Exercise prompt: Extract every line from the records below that contains the word "Read".

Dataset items
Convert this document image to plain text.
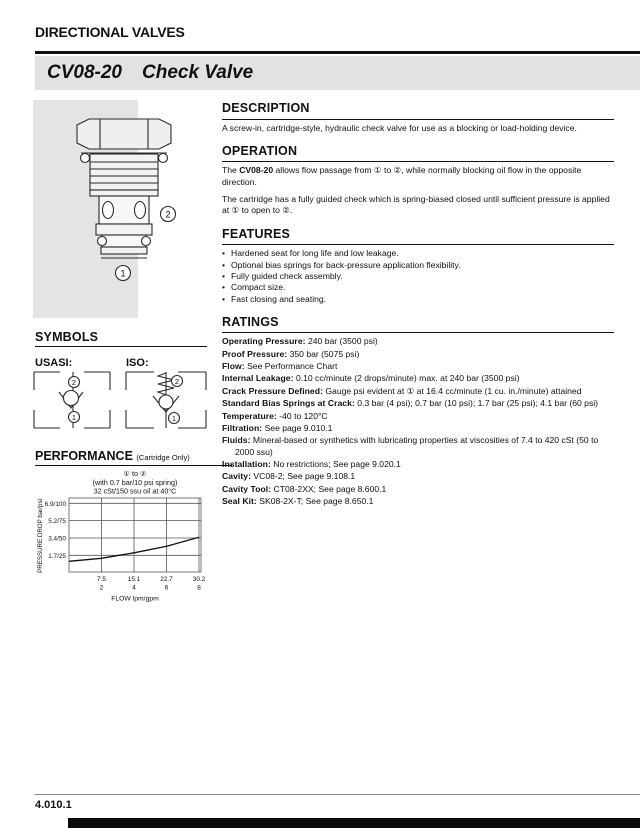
DIRECTIONAL VALVES
CV08-20 Check Valve
2
1
SYMBOLS
USASI:	ISO:
2
1
2
1
PERFORMANCE (Cartridge Only)
① to ②
(with 0.7 bar/10 psi spring)
32 cSt/150 ssu oil at 40°C
6.9/100
5.2/75
3.4/50
1.7/25
7.5	15.1	22.7	30.2
2	4	6	8
FLOW lpm/gpm
PRESSURE DROP bar/psi
DESCRIPTION

A screw-in, cartridge-style, hydraulic check valve for use as a blocking or load-holding device.

OPERATION

The CV08-20 allows flow passage from ① to ②, while normally blocking oil flow in the opposite direction.

The cartridge has a fully guided check which is spring-biased closed until sufficient pressure is applied at ① to open to ②.

FEATURES
• Hardened seat for long life and low leakage.
• Optional bias springs for back-pressure application flexibility.
• Fully guided check assembly.
• Compact size.
• Fast closing and seating.
RATINGS
Operating Pressure: 240 bar (3500 psi)
Proof Pressure: 350 bar (5075 psi)
Flow: See Performance Chart
Internal Leakage: 0.10 cc/minute (2 drops/minute) max. at 240 bar (3500 psi)
Crack Pressure Defined: Gauge psi evident at ① at 16.4 cc/minute (1 cu. in./minute) attained
Standard Bias Springs at Crack: 0.3 bar (4 psi); 0.7 bar (10 psi); 1.7 bar (25 psi); 4.1 bar (60 psi)
Temperature: -40 to 120°C
Filtration: See page 9.010.1
Fluids: Mineral-based or synthetics with lubricating properties at viscosities of 7.4 to 420 cSt (50 to 2000 ssu)
Installation: No restrictions; See page 9.020.1
Cavity: VC08-2; See page 9.108.1
Cavity Tool: CT08-2XX; See page 8.600.1
Seal Kit: SK08-2X-T; See page 8.650.1
4.010.1
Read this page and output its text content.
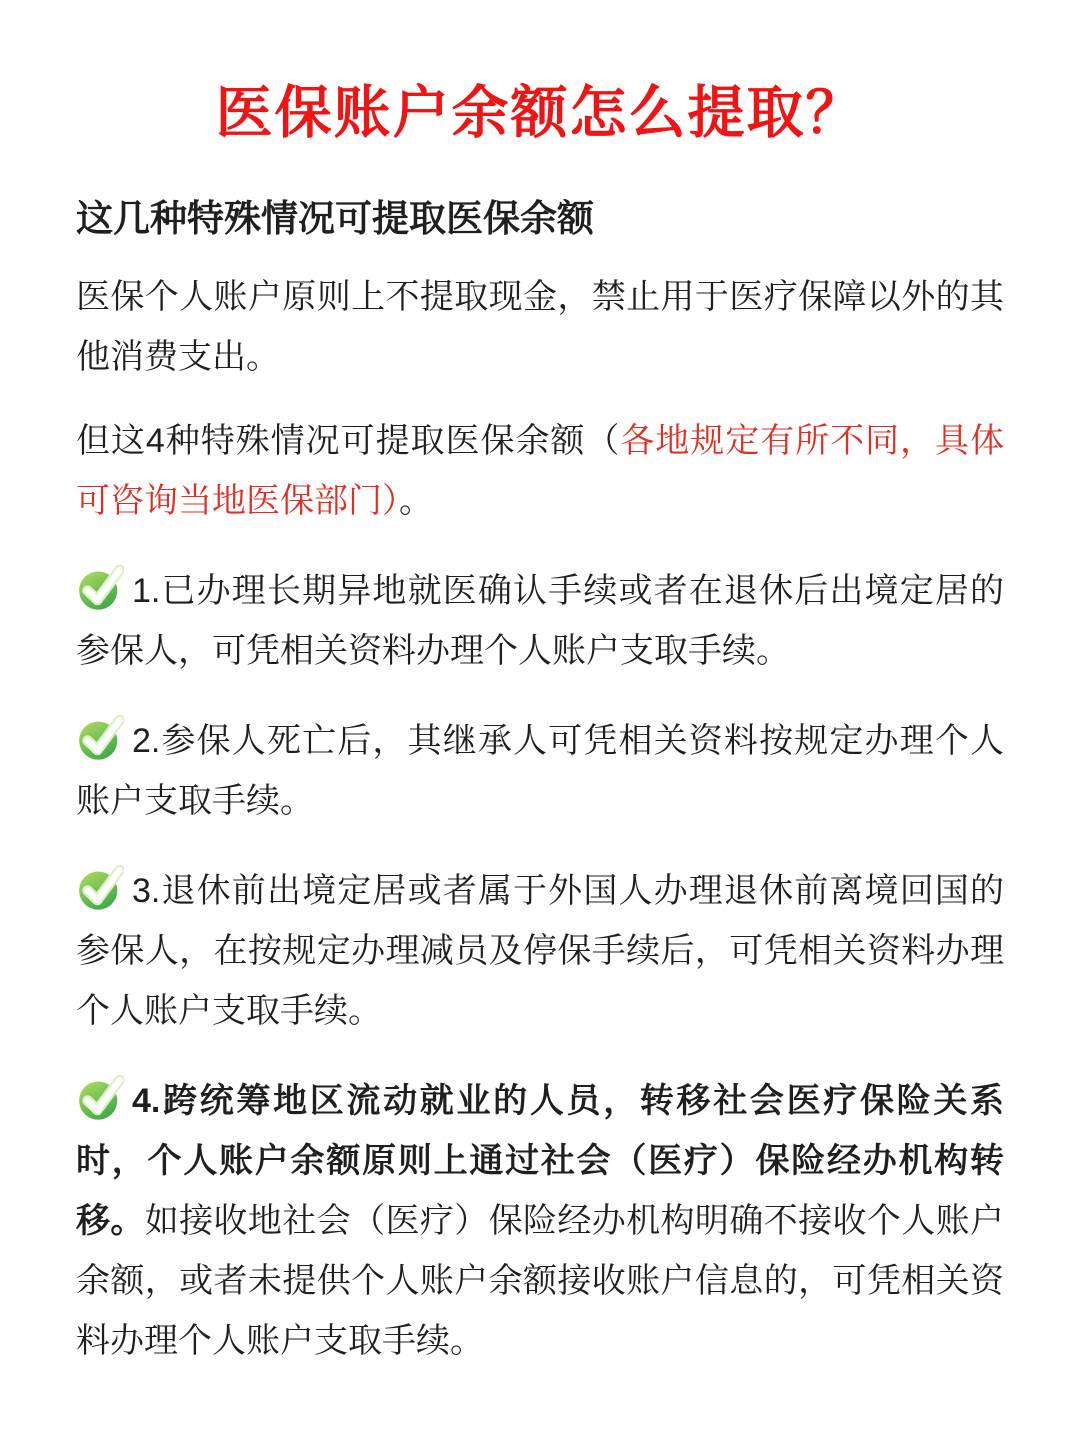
医保账户余额怎么提取？
这几种特殊情况可提取医保余额

医保个人账户原则上不提取现金，禁止用于医疗保障以外的其他消费支出。

但这4种特殊情况可提取医保余额（各地规定有所不同，具体可咨询当地医保部门）。

1.已办理长期异地就医确认手续或者在退休后出境定居的参保人，可凭相关资料办理个人账户支取手续。

2.参保人死亡后，其继承人可凭相关资料按规定办理个人账户支取手续。

3.退休前出境定居或者属于外国人办理退休前离境回国的参保人，在按规定办理减员及停保手续后，可凭相关资料办理个人账户支取手续。

4.跨统筹地区流动就业的人员，转移社会医疗保险关系时，个人账户余额原则上通过社会（医疗）保险经办机构转移。如接收地社会（医疗）保险经办机构明确不接收个人账户余额，或者未提供个人账户余额接收账户信息的，可凭相关资料办理个人账户支取手续。
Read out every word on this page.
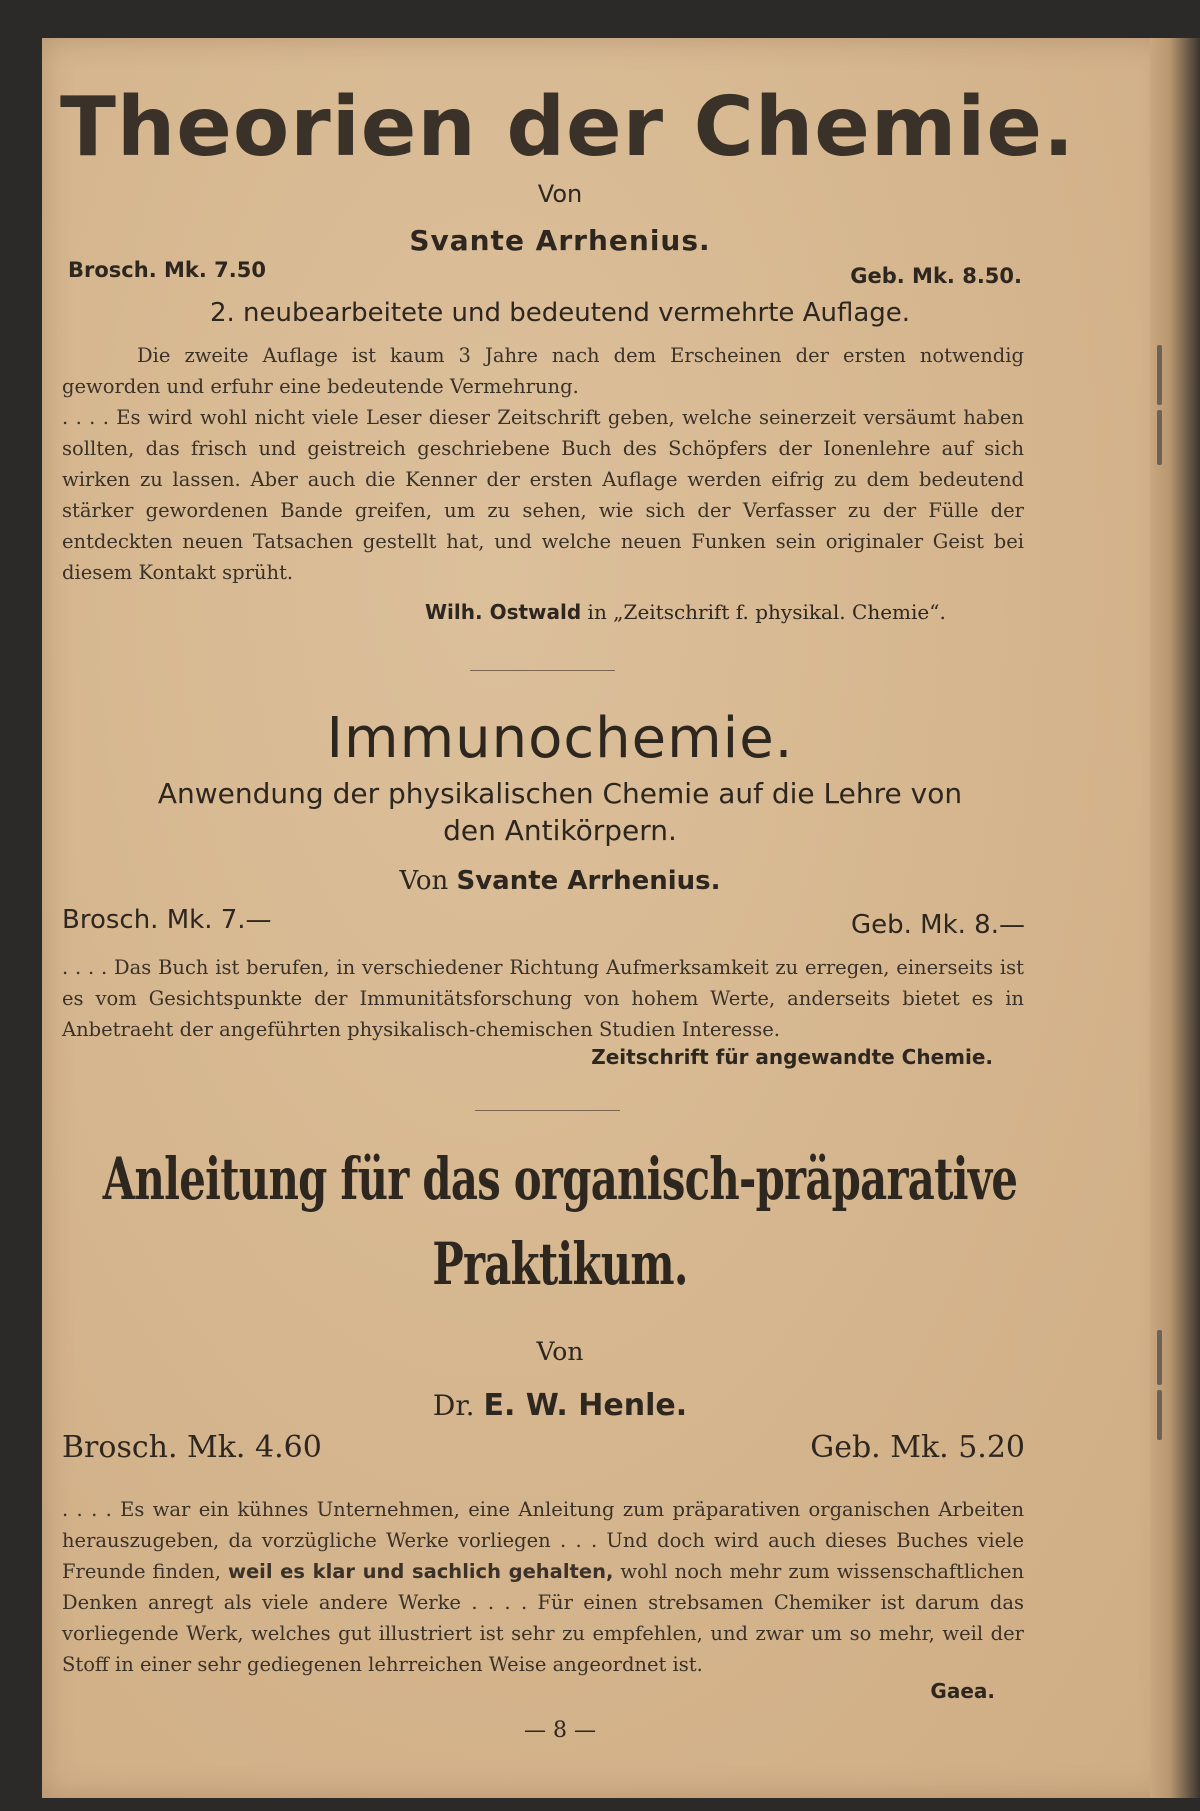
Theorien der Chemie.
Von
Svante Arrhenius.
Brosch. Mk. 7.50	Geb. Mk. 8.50.
2. neubearbeitete und bedeutend vermehrte Auflage.

Die zweite Auflage ist kaum 3 Jahre nach dem Erscheinen der ersten notwendig geworden und erfuhr eine bedeutende Vermehrung.

. . . . Es wird wohl nicht viele Leser dieser Zeitschrift geben, welche seinerzeit versäumt haben sollten, das frisch und geistreich geschriebene Buch des Schöpfers der Ionenlehre auf sich wirken zu lassen. Aber auch die Kenner der ersten Auflage werden eifrig zu dem bedeutend stärker gewordenen Bande greifen, um zu sehen, wie sich der Verfasser zu der Fülle der entdeckten neuen Tatsachen gestellt hat, und welche neuen Funken sein originaler Geist bei diesem Kontakt sprüht.

Wilh. Ostwald in „Zeitschrift f. physikal. Chemie“.
Immunochemie.
Anwendung der physikalischen Chemie auf die Lehre von
den Antikörpern.
Von Svante Arrhenius.
Brosch. Mk. 7.—	Geb. Mk. 8.—

. . . . Das Buch ist berufen, in verschiedener Richtung Aufmerksamkeit zu erregen, einerseits ist es vom Gesichtspunkte der Immunitätsforschung von hohem Werte, anderseits bietet es in Anbetraeht der angeführten physikalisch-chemischen Studien Interesse.

Zeitschrift für angewandte Chemie.
Anleitung für das organisch-präparative
Praktikum.
Von
Dr. E. W. Henle.
Brosch. Mk. 4.60	Geb. Mk. 5.20

. . . . Es war ein kühnes Unternehmen, eine Anleitung zum präparativen organischen Arbeiten herauszugeben, da vorzügliche Werke vorliegen . . . Und doch wird auch dieses Buches viele Freunde finden, weil es klar und sachlich gehalten, wohl noch mehr zum wissenschaftlichen Denken anregt als viele andere Werke . . . . Für einen strebsamen Chemiker ist darum das vorliegende Werk, welches gut illustriert ist sehr zu empfehlen, und zwar um so mehr, weil der Stoff in einer sehr gediegenen lehrreichen Weise angeordnet ist.

Gaea.
— 8 —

Reply to the exercise:
Read this page and output its text content.
Read out every word on this page.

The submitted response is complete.